*Short task:*
Every record must be written out once more, with nothing added or omitted.

*Task input:*
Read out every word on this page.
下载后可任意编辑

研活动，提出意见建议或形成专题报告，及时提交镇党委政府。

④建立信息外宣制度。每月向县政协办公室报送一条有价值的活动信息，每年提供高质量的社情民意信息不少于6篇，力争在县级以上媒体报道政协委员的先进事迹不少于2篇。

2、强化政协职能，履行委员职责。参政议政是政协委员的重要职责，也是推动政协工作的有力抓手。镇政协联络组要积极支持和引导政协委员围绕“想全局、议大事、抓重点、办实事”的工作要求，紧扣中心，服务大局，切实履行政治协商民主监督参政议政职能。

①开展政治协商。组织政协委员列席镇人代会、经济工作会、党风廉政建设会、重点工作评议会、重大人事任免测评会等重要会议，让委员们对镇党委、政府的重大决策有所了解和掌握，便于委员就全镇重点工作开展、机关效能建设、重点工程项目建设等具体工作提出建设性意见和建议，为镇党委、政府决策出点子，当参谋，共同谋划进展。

*The response:*
Read out every word on this page.
下载后可任意编辑

研活动，提出意见建议或形成专题报告，及时提交镇党委政府。

④建立信息外宣制度。每月向县政协办公室报送一条有价值的活动信息，每年提供高质量的社情民意信息不少于6篇，力争在县级以上媒体报道政协委员的先进事迹不少于2篇。

2、强化政协职能，履行委员职责。参政议政是政协委员的重要职责，也是推动政协工作的有力抓手。镇政协联络组要积极支持和引导政协委员围绕“想全局、议大事、抓重点、办实事”的工作要求，紧扣中心，服务大局，切实履行政治协商民主监督参政议政职能。

①开展政治协商。组织政协委员列席镇人代会、经济工作会、党风廉政建设会、重点工作评议会、重大人事任免测评会等重要会议，让委员们对镇党委、政府的重大决策有所了解和掌握，便于委员就全镇重点工作开展、机关效能建设、重点工程项目建设等具体工作提出建设性意见和建议，为镇党委、政府决策出点子，当参谋，共同谋划进展。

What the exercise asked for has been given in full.